Swap "field-label" for "form-label" in the material from its first line through the line with "- field-label: Zone: [173, 418, 200, 430]", and return only those lines with nothing else altered.
===== EXERCISE INPUTS
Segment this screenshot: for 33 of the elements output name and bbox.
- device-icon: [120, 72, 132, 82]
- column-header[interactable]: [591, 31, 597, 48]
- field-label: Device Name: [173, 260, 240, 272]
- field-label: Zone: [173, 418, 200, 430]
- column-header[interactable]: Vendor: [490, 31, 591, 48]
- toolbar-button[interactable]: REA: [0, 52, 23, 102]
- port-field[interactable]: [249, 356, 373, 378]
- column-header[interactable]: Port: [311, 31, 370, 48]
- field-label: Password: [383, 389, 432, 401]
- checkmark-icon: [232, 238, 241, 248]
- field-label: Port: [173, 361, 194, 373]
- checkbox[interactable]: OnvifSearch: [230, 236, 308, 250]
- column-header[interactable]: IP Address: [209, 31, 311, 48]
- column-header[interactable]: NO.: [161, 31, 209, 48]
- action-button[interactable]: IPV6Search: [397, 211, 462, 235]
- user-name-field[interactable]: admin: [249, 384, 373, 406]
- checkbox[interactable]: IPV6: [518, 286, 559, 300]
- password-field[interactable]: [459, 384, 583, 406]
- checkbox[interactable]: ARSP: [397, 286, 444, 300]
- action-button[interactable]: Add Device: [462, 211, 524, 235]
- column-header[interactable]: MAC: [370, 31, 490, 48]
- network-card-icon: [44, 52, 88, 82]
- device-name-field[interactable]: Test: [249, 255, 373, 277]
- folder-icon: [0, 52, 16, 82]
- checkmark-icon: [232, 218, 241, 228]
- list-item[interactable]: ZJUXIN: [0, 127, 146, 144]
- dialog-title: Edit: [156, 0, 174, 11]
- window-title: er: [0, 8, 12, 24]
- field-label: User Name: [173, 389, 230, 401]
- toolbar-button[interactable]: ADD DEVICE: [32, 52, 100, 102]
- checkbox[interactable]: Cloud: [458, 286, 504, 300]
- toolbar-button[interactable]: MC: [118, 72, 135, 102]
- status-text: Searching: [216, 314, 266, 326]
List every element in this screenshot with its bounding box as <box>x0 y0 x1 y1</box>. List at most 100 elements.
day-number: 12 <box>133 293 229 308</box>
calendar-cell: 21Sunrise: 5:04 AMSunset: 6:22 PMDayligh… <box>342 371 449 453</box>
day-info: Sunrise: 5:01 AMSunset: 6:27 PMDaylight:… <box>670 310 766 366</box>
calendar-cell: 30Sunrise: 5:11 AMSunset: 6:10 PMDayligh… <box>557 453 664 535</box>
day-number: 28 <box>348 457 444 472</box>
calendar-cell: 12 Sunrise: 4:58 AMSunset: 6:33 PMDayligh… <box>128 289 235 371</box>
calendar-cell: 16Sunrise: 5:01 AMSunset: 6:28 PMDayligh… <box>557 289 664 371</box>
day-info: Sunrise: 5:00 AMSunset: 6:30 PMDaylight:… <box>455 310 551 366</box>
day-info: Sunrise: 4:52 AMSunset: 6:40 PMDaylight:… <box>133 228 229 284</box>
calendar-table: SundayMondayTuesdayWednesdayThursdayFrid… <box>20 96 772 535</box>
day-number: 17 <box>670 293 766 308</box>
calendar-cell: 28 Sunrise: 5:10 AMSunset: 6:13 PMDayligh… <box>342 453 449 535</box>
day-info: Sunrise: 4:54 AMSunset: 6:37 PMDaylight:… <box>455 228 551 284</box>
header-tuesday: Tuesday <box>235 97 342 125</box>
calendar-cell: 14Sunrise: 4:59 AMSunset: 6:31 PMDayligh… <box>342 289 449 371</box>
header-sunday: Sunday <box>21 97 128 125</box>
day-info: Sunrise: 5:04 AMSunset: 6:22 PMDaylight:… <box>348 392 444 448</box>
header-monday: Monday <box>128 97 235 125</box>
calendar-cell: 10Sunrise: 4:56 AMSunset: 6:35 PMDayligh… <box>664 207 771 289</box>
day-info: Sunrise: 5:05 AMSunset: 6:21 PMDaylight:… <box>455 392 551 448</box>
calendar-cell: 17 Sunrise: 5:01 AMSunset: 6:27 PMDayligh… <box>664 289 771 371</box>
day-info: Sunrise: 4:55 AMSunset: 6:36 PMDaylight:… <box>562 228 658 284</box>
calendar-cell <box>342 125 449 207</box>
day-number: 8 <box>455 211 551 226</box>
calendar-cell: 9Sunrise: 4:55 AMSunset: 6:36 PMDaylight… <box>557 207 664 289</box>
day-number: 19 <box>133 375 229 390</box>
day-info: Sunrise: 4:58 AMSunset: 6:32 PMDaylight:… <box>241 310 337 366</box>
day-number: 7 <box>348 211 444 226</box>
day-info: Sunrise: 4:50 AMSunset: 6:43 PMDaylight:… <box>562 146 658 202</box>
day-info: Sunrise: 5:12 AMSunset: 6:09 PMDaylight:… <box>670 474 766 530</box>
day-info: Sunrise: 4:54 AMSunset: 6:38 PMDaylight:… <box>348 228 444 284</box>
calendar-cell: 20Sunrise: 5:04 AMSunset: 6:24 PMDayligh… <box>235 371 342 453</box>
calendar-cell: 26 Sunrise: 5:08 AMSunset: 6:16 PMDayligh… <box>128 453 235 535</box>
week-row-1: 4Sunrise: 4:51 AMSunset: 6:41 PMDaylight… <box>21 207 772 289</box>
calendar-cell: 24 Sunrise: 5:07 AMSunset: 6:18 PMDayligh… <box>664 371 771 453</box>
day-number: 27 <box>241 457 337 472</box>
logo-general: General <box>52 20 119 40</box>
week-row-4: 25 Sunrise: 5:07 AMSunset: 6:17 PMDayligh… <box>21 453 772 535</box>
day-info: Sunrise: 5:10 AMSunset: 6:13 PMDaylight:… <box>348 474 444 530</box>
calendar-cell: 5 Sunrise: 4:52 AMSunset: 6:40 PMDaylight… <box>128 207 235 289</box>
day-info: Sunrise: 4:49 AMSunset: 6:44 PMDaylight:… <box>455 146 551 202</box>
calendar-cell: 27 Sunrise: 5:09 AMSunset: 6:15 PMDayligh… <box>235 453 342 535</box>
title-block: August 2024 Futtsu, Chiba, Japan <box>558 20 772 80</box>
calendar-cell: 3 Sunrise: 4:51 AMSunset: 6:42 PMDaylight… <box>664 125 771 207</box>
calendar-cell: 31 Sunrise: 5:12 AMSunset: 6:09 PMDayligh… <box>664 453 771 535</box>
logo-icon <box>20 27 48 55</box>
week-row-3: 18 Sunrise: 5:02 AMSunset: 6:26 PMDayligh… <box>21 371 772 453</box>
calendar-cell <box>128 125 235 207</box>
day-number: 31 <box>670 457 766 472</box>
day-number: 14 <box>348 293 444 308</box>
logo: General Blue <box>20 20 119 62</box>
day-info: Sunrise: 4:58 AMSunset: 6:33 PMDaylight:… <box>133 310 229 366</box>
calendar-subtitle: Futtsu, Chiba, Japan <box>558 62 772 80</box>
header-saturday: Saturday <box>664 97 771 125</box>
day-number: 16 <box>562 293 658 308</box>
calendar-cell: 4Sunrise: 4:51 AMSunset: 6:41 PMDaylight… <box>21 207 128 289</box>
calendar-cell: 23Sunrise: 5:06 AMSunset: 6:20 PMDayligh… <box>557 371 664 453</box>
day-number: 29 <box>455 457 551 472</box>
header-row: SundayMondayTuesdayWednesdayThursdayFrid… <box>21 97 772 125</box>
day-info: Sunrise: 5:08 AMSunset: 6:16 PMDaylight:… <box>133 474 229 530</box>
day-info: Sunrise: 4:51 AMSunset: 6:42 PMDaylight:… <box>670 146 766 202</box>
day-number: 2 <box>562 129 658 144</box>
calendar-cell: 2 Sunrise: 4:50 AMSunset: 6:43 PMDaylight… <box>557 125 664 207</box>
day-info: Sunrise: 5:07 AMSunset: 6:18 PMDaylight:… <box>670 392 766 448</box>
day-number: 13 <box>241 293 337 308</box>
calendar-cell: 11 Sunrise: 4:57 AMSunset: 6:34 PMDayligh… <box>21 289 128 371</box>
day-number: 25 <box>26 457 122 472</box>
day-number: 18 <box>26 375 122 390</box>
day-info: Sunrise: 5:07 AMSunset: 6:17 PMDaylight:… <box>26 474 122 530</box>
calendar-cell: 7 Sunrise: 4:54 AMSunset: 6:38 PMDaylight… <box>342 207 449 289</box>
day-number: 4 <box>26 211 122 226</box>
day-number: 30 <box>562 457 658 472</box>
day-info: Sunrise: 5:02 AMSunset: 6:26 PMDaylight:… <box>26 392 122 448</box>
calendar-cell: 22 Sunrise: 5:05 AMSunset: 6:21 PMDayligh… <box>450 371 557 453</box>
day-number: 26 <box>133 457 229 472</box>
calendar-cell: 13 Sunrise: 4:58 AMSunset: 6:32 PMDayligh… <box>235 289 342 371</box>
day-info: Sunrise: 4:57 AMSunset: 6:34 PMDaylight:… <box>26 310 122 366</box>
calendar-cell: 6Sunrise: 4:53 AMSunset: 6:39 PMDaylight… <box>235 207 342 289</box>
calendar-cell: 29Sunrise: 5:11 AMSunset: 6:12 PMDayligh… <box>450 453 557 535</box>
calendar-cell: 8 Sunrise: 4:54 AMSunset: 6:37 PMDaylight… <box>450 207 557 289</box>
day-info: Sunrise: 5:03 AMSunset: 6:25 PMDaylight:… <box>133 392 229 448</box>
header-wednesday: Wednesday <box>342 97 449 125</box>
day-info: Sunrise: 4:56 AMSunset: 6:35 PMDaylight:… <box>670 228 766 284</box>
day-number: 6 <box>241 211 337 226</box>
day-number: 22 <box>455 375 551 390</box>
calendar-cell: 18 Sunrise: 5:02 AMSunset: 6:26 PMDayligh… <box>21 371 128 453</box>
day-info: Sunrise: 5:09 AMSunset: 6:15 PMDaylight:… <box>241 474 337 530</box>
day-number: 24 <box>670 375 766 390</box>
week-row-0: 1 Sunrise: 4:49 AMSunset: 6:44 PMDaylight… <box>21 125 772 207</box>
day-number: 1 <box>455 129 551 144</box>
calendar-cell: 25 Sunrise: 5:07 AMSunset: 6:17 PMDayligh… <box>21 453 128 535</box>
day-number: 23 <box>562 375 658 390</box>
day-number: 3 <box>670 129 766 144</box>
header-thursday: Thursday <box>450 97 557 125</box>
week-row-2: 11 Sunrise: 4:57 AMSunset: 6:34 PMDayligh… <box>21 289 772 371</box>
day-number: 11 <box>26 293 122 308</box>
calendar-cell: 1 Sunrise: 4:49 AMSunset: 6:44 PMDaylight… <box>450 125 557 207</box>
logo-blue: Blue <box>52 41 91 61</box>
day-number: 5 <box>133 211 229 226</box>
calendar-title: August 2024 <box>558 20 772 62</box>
==========
> OUTPUT BELOW:
Segment this screenshot: for 33 of the elements output name and bbox.
- device-icon: [120, 72, 132, 82]
- column-header[interactable]: [591, 31, 597, 48]
- form-label: Device Name: [173, 260, 240, 272]
- form-label: Zone: [173, 418, 200, 430]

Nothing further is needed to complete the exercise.